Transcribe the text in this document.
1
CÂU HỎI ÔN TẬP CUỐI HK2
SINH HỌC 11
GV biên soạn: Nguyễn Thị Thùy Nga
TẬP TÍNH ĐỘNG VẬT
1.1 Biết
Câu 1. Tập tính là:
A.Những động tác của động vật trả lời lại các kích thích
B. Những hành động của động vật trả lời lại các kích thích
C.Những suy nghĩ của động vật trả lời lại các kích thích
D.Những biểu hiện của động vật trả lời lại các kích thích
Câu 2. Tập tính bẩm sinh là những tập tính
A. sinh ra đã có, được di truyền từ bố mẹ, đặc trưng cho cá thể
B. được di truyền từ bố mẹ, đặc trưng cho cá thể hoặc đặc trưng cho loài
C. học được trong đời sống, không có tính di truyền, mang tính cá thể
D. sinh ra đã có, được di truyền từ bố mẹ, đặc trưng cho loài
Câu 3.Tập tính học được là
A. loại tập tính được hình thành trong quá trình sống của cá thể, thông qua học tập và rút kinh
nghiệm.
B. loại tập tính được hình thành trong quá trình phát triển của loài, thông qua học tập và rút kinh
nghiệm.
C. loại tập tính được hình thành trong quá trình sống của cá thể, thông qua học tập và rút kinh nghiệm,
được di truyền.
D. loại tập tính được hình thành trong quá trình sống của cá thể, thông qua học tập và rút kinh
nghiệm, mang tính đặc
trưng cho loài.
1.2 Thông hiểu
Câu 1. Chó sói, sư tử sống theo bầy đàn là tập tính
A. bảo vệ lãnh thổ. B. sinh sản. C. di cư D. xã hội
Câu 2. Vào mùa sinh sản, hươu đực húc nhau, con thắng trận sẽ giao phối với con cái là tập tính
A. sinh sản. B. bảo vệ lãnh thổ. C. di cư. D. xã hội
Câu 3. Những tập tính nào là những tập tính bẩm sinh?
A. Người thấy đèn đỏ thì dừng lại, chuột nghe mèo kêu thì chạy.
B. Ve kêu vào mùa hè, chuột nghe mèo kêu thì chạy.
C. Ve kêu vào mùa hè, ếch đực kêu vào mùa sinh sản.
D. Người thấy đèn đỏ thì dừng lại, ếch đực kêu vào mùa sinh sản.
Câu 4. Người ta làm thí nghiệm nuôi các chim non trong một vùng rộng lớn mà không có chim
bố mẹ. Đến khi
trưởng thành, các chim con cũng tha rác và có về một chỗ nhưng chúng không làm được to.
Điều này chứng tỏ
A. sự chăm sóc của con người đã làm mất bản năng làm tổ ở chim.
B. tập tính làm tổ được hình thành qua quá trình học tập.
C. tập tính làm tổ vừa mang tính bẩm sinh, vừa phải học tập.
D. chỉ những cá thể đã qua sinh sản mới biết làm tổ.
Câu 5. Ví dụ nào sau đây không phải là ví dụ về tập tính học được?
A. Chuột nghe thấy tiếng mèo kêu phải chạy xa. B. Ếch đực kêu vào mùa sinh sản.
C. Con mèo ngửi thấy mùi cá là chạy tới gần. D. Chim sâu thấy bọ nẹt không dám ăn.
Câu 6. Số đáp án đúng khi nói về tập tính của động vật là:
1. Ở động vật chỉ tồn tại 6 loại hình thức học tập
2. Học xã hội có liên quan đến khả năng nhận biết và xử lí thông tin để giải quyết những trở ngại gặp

Exercise aim –
Take each line of the material that contains the word "thành" and list it.

Answer to this problem –
A. loại tập tính được hình thành trong quá trình sống của cá thể, thông qua học tập và rút kinh
B. loại tập tính được hình thành trong quá trình phát triển của loài, thông qua học tập và rút kinh
C. loại tập tính được hình thành trong quá trình sống của cá thể, thông qua học tập và rút kinh nghiệm,
D. loại tập tính được hình thành trong quá trình sống của cá thể, thông qua học tập và rút kinh
trưởng thành, các chim con cũng tha rác và có về một chỗ nhưng chúng không làm được to.
B. tập tính làm tổ được hình thành qua quá trình học tập.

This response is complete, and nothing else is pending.